* Work required:
Return the records word for word. Any pictures in them are not part of the copy.

Dataset excerpt

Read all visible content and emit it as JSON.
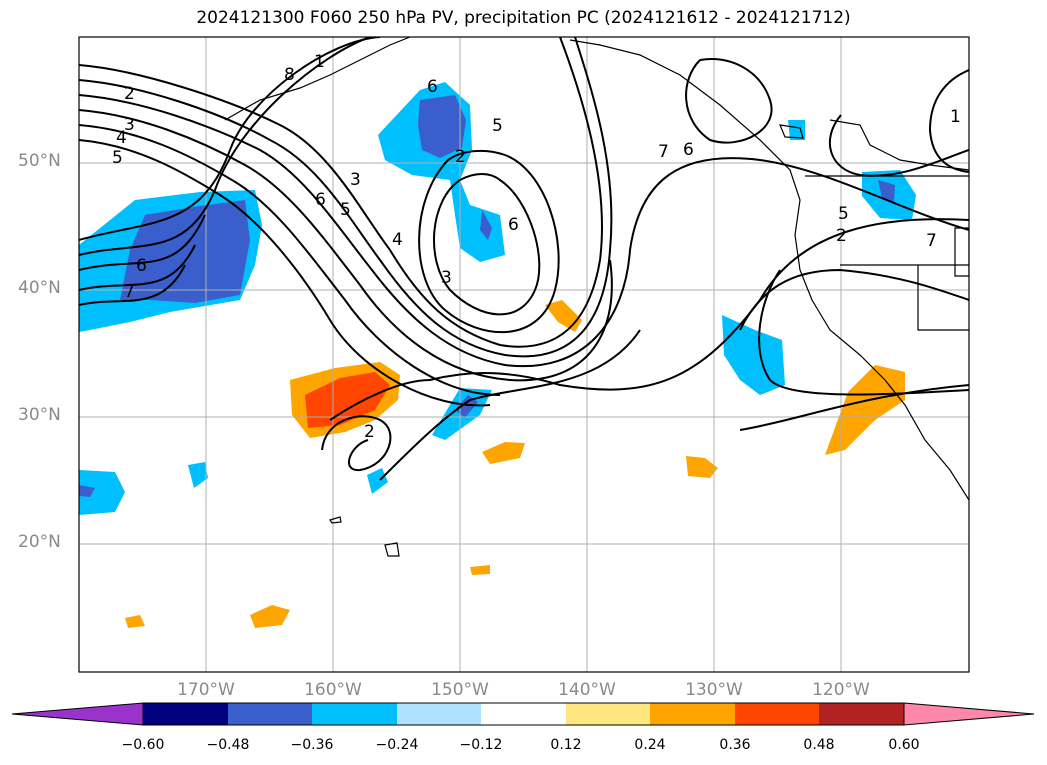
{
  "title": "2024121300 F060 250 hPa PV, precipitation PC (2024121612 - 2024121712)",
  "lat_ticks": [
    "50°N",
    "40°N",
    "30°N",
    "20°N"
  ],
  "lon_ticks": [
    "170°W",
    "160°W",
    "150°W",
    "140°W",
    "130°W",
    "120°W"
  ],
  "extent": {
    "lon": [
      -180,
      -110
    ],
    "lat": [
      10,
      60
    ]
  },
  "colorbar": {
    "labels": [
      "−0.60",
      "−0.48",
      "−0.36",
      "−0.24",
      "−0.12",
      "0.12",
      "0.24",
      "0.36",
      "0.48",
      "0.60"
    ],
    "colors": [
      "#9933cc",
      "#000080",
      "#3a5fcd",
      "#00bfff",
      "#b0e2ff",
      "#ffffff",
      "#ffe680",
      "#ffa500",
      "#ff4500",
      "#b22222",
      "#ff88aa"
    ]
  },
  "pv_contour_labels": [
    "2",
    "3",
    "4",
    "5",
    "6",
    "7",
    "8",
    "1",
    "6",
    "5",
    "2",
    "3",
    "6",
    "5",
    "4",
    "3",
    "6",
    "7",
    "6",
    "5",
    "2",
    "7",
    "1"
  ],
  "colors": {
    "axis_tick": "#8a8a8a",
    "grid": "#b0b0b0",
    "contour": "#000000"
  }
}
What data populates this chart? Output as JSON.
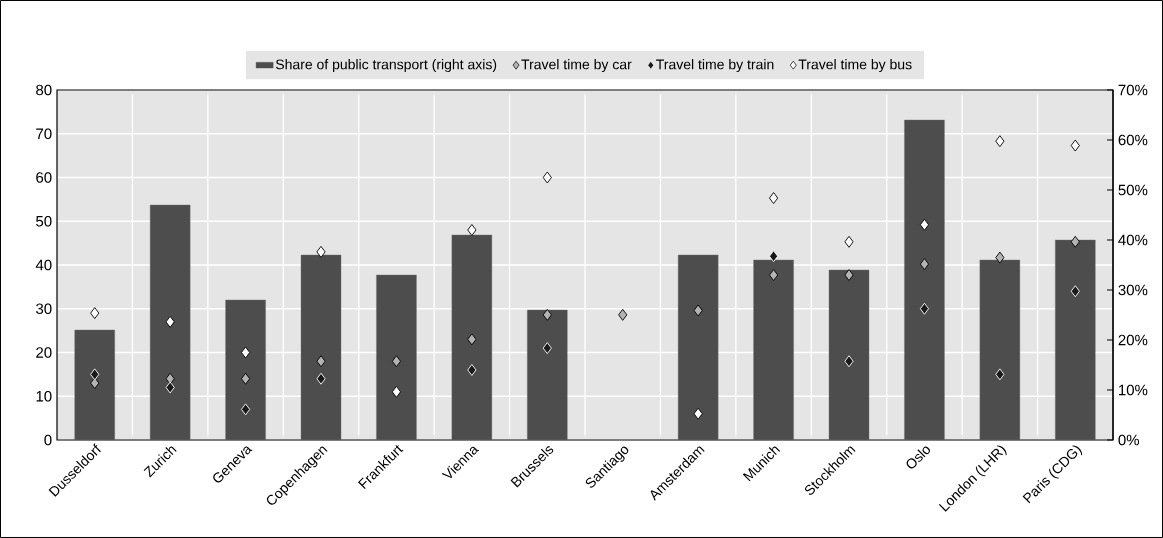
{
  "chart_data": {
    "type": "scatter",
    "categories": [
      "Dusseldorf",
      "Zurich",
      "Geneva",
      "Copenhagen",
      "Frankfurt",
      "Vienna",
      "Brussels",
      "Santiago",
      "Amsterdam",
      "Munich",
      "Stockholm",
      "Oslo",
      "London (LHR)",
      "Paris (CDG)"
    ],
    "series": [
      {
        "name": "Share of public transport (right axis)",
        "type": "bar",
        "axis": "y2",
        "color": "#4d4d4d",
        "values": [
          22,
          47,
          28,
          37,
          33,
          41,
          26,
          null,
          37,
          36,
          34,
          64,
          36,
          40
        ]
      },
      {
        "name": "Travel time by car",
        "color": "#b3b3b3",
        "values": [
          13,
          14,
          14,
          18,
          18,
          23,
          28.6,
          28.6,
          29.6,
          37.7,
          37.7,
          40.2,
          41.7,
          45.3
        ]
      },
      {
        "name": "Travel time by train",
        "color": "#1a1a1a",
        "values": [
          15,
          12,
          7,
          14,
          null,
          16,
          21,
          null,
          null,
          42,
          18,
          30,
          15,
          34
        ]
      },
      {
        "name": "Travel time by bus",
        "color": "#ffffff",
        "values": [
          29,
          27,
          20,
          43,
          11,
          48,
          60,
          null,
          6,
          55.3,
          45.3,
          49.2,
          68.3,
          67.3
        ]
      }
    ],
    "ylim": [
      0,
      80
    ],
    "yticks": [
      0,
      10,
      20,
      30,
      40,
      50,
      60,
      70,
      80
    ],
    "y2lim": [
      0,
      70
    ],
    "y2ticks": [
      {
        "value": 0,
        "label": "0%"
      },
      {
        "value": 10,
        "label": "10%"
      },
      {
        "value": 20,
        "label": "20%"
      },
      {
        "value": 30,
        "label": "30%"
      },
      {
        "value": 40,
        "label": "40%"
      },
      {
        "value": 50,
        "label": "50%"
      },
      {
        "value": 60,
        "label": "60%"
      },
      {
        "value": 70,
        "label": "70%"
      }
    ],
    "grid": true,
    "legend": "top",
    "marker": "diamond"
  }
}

* Finished exercise:
Read all visible content and emit it as JSON.
{
  "title": "2024121300 F060 250 hPa PV, precipitation PC (2024121612 - 2024121712)",
  "lat_ticks": [
    "50°N",
    "40°N",
    "30°N",
    "20°N"
  ],
  "lon_ticks": [
    "170°W",
    "160°W",
    "150°W",
    "140°W",
    "130°W",
    "120°W"
  ],
  "extent": {
    "lon": [
      -180,
      -110
    ],
    "lat": [
      10,
      60
    ]
  },
  "colorbar": {
    "labels": [
      "−0.60",
      "−0.48",
      "−0.36",
      "−0.24",
      "−0.12",
      "0.12",
      "0.24",
      "0.36",
      "0.48",
      "0.60"
    ],
    "colors": [
      "#9933cc",
      "#000080",
      "#3a5fcd",
      "#00bfff",
      "#b0e2ff",
      "#ffffff",
      "#ffe680",
      "#ffa500",
      "#ff4500",
      "#b22222",
      "#ff88aa"
    ]
  },
  "pv_contour_labels": [
    "2",
    "3",
    "4",
    "5",
    "6",
    "7",
    "8",
    "1",
    "6",
    "5",
    "2",
    "3",
    "6",
    "5",
    "4",
    "3",
    "6",
    "7",
    "6",
    "5",
    "2",
    "7",
    "1"
  ],
  "colors": {
    "axis_tick": "#8a8a8a",
    "grid": "#b0b0b0",
    "contour": "#000000"
  }
}
What data populates this chart? Output as JSON.
{
  "chart_data": {
    "type": "scatter",
    "categories": [
      "Dusseldorf",
      "Zurich",
      "Geneva",
      "Copenhagen",
      "Frankfurt",
      "Vienna",
      "Brussels",
      "Santiago",
      "Amsterdam",
      "Munich",
      "Stockholm",
      "Oslo",
      "London (LHR)",
      "Paris (CDG)"
    ],
    "series": [
      {
        "name": "Share of public transport (right axis)",
        "type": "bar",
        "axis": "y2",
        "color": "#4d4d4d",
        "values": [
          22,
          47,
          28,
          37,
          33,
          41,
          26,
          null,
          37,
          36,
          34,
          64,
          36,
          40
        ]
      },
      {
        "name": "Travel time by car",
        "color": "#b3b3b3",
        "values": [
          13,
          14,
          14,
          18,
          18,
          23,
          28.6,
          28.6,
          29.6,
          37.7,
          37.7,
          40.2,
          41.7,
          45.3
        ]
      },
      {
        "name": "Travel time by train",
        "color": "#1a1a1a",
        "values": [
          15,
          12,
          7,
          14,
          null,
          16,
          21,
          null,
          null,
          42,
          18,
          30,
          15,
          34
        ]
      },
      {
        "name": "Travel time by bus",
        "color": "#ffffff",
        "values": [
          29,
          27,
          20,
          43,
          11,
          48,
          60,
          null,
          6,
          55.3,
          45.3,
          49.2,
          68.3,
          67.3
        ]
      }
    ],
    "ylim": [
      0,
      80
    ],
    "yticks": [
      0,
      10,
      20,
      30,
      40,
      50,
      60,
      70,
      80
    ],
    "y2lim": [
      0,
      70
    ],
    "y2ticks": [
      {
        "value": 0,
        "label": "0%"
      },
      {
        "value": 10,
        "label": "10%"
      },
      {
        "value": 20,
        "label": "20%"
      },
      {
        "value": 30,
        "label": "30%"
      },
      {
        "value": 40,
        "label": "40%"
      },
      {
        "value": 50,
        "label": "50%"
      },
      {
        "value": 60,
        "label": "60%"
      },
      {
        "value": 70,
        "label": "70%"
      }
    ],
    "grid": true,
    "legend": "top",
    "marker": "diamond"
  }
}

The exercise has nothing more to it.